* [Input for this task]
"""
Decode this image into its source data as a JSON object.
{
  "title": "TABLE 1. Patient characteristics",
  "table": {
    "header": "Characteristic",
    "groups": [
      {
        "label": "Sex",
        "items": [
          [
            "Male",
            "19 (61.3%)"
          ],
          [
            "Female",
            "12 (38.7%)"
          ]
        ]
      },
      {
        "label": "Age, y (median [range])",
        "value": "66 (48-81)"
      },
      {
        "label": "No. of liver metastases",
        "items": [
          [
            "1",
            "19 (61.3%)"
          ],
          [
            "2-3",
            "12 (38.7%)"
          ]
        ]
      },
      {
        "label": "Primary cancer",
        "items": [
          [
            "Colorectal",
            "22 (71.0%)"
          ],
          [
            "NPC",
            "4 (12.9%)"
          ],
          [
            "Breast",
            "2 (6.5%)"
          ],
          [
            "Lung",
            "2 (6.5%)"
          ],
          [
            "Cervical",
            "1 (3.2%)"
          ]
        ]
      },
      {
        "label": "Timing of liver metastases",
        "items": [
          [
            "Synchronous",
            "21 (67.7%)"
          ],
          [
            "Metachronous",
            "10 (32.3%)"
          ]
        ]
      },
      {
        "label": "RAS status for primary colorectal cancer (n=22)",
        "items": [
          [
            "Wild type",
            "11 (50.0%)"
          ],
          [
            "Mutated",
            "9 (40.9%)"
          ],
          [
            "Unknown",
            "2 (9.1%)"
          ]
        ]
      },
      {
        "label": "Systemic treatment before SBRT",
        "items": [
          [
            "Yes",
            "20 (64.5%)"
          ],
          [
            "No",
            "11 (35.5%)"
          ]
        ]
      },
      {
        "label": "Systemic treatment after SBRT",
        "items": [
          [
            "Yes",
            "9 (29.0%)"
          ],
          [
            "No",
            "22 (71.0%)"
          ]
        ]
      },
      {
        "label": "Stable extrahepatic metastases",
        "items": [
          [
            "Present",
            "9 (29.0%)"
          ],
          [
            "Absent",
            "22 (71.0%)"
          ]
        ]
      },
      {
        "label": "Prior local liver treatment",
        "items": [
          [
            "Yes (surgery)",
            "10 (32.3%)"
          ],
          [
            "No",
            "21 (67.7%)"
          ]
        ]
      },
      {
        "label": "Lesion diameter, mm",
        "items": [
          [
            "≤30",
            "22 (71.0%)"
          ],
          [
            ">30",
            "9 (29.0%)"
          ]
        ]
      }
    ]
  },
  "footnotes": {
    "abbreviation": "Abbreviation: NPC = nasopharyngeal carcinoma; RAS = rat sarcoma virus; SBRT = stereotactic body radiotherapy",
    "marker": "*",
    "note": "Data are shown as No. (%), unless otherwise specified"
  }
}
"""
* [Instructions to follow]
Above are the records; set each one down word for word.

* [Result below]
Decode this image into its source data as a JSON object.
{
  "title": "TABLE 1. Patient characteristics",
  "table": {
    "header": "Characteristic",
    "groups": [
      {
        "label": "Sex",
        "items": [
          [
            "Male",
            "19 (61.3%)"
          ],
          [
            "Female",
            "12 (38.7%)"
          ]
        ]
      },
      {
        "label": "Age, y (median [range])",
        "value": "66 (48-81)"
      },
      {
        "label": "No. of liver metastases",
        "items": [
          [
            "1",
            "19 (61.3%)"
          ],
          [
            "2-3",
            "12 (38.7%)"
          ]
        ]
      },
      {
        "label": "Primary cancer",
        "items": [
          [
            "Colorectal",
            "22 (71.0%)"
          ],
          [
            "NPC",
            "4 (12.9%)"
          ],
          [
            "Breast",
            "2 (6.5%)"
          ],
          [
            "Lung",
            "2 (6.5%)"
          ],
          [
            "Cervical",
            "1 (3.2%)"
          ]
        ]
      },
      {
        "label": "Timing of liver metastases",
        "items": [
          [
            "Synchronous",
            "21 (67.7%)"
          ],
          [
            "Metachronous",
            "10 (32.3%)"
          ]
        ]
      },
      {
        "label": "RAS status for primary colorectal cancer (n=22)",
        "items": [
          [
            "Wild type",
            "11 (50.0%)"
          ],
          [
            "Mutated",
            "9 (40.9%)"
          ],
          [
            "Unknown",
            "2 (9.1%)"
          ]
        ]
      },
      {
        "label": "Systemic treatment before SBRT",
        "items": [
          [
            "Yes",
            "20 (64.5%)"
          ],
          [
            "No",
            "11 (35.5%)"
          ]
        ]
      },
      {
        "label": "Systemic treatment after SBRT",
        "items": [
          [
            "Yes",
            "9 (29.0%)"
          ],
          [
            "No",
            "22 (71.0%)"
          ]
        ]
      },
      {
        "label": "Stable extrahepatic metastases",
        "items": [
          [
            "Present",
            "9 (29.0%)"
          ],
          [
            "Absent",
            "22 (71.0%)"
          ]
        ]
      },
      {
        "label": "Prior local liver treatment",
        "items": [
          [
            "Yes (surgery)",
            "10 (32.3%)"
          ],
          [
            "No",
            "21 (67.7%)"
          ]
        ]
      },
      {
        "label": "Lesion diameter, mm",
        "items": [
          [
            "≤30",
            "22 (71.0%)"
          ],
          [
            ">30",
            "9 (29.0%)"
          ]
        ]
      }
    ]
  },
  "footnotes": {
    "abbreviation": "Abbreviation: NPC = nasopharyngeal carcinoma; RAS = rat sarcoma virus; SBRT = stereotactic body radiotherapy",
    "marker": "*",
    "note": "Data are shown as No. (%), unless otherwise specified"
  }
}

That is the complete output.